* Exercise details: Below is a block of records; return all of them exactly, but without the images.

Data records
•••

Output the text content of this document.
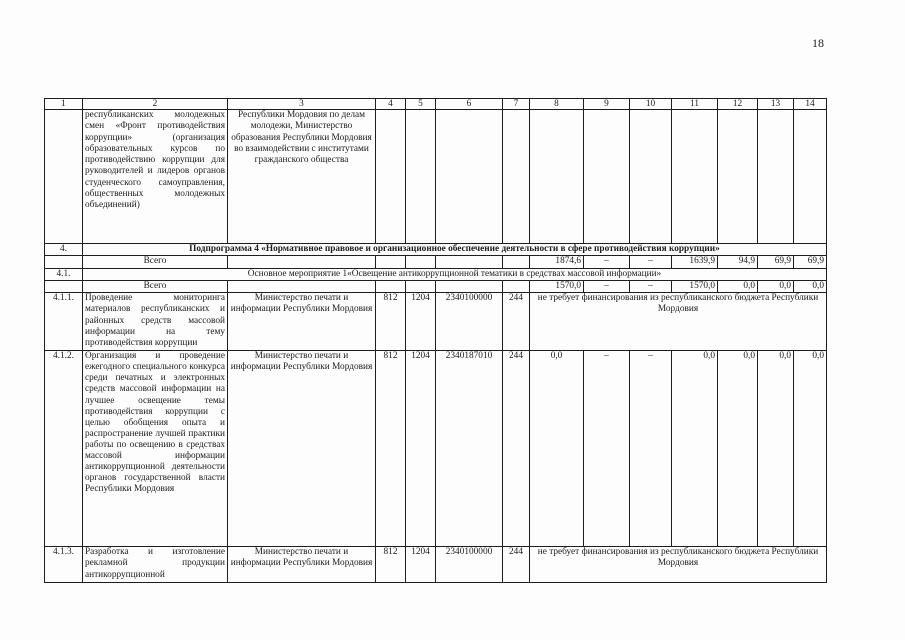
18
1	2	3	4	5	6	7	8	9	10	11	12	13	14
	республиканских молодежных смен «Фронт противодействия коррупции» (организация образовательных курсов по противодействию коррупции для руководителей и лидеров органов студенческого самоуправления, общественных молодежных объединений)	Республики Мордовия по делам молодежи, Министерство образования Республики Мордовия во взаимодействии с институтами гражданского общества											
4.	Подпрограмма 4 «Нормативное правовое и организационное обеспечение деятельности в сфере противодействия коррупции»												
	Всего						1874,6	–	–	1639,9	94,9	69,9	69,9
4.1.	Основное мероприятие 1«Освещение антикоррупционной тематики в средствах массовой информации»												
	Всего						1570,0	–	–	1570,0	0,0	0,0	0,0
4.1.1.	Проведение мониторинга материалов республиканских и районных средств массовой информации на тему противодействия коррупции	Министерство печати и информации Республики Мордовия	812	1204	2340100000	244	не требует финансирования из республиканского бюджета Республики Мордовия						
4.1.2.	Организация и проведение ежегодного специального конкурса среди печатных и электронных средств массовой информации на лучшее освещение темы противодействия коррупции с целью обобщения опыта и распространение лучшей практики работы по освещению в средствах массовой информации антикоррупционной деятельности органов государственной власти Республики Мордовия	Министерство печати и информации Республики Мордовия	812	1204	2340187010	244	0,0	–	–	0,0	0,0	0,0	0,0
4.1.3.	Разработка и изготовление рекламной продукции антикоррупционной	Министерство печати и информации Республики Мордовия	812	1204	2340100000	244	не требует финансирования из республиканского бюджета Республики Мордовия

•••

* The reply:
Output the text content of this document.
18
1	2	3	4	5	6	7	8	9	10	11	12	13	14
	республиканских молодежных смен «Фронт противодействия коррупции» (организация образовательных курсов по противодействию коррупции для руководителей и лидеров органов студенческого самоуправления, общественных молодежных объединений)	Республики Мордовия по делам молодежи, Министерство образования Республики Мордовия во взаимодействии с институтами гражданского общества											
4.	Подпрограмма 4 «Нормативное правовое и организационное обеспечение деятельности в сфере противодействия коррупции»												
	Всего						1874,6	–	–	1639,9	94,9	69,9	69,9
4.1.	Основное мероприятие 1«Освещение антикоррупционной тематики в средствах массовой информации»												
	Всего						1570,0	–	–	1570,0	0,0	0,0	0,0
4.1.1.	Проведение мониторинга материалов республиканских и районных средств массовой информации на тему противодействия коррупции	Министерство печати и информации Республики Мордовия	812	1204	2340100000	244	не требует финансирования из республиканского бюджета Республики Мордовия						
4.1.2.	Организация и проведение ежегодного специального конкурса среди печатных и электронных средств массовой информации на лучшее освещение темы противодействия коррупции с целью обобщения опыта и распространение лучшей практики работы по освещению в средствах массовой информации антикоррупционной деятельности органов государственной власти Республики Мордовия	Министерство печати и информации Республики Мордовия	812	1204	2340187010	244	0,0	–	–	0,0	0,0	0,0	0,0
4.1.3.	Разработка и изготовление рекламной продукции антикоррупционной	Министерство печати и информации Республики Мордовия	812	1204	2340100000	244	не требует финансирования из республиканского бюджета Республики Мордовия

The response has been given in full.